SHORT PROBLEM — Write the material out again in full, exactly.

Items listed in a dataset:

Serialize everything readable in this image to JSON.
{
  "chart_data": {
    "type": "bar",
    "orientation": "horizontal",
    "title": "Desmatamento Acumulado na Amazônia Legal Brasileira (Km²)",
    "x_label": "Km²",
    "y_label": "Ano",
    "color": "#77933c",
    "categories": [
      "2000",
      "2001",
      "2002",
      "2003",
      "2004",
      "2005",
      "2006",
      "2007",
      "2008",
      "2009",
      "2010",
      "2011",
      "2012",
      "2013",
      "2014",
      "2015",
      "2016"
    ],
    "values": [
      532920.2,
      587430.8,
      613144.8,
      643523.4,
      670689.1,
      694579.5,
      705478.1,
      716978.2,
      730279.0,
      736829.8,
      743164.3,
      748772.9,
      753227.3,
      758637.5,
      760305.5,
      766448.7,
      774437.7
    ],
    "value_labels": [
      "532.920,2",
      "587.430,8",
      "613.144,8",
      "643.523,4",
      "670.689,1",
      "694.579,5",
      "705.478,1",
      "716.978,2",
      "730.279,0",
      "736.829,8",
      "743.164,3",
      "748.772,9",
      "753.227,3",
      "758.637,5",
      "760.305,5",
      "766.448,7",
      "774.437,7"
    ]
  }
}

OUTPUT BELOW —
Serialize everything readable in this image to JSON.
{
  "chart_data": {
    "type": "bar",
    "orientation": "horizontal",
    "title": "Desmatamento Acumulado na Amazônia Legal Brasileira (Km²)",
    "x_label": "Km²",
    "y_label": "Ano",
    "color": "#77933c",
    "categories": [
      "2000",
      "2001",
      "2002",
      "2003",
      "2004",
      "2005",
      "2006",
      "2007",
      "2008",
      "2009",
      "2010",
      "2011",
      "2012",
      "2013",
      "2014",
      "2015",
      "2016"
    ],
    "values": [
      532920.2,
      587430.8,
      613144.8,
      643523.4,
      670689.1,
      694579.5,
      705478.1,
      716978.2,
      730279.0,
      736829.8,
      743164.3,
      748772.9,
      753227.3,
      758637.5,
      760305.5,
      766448.7,
      774437.7
    ],
    "value_labels": [
      "532.920,2",
      "587.430,8",
      "613.144,8",
      "643.523,4",
      "670.689,1",
      "694.579,5",
      "705.478,1",
      "716.978,2",
      "730.279,0",
      "736.829,8",
      "743.164,3",
      "748.772,9",
      "753.227,3",
      "758.637,5",
      "760.305,5",
      "766.448,7",
      "774.437,7"
    ]
  }
}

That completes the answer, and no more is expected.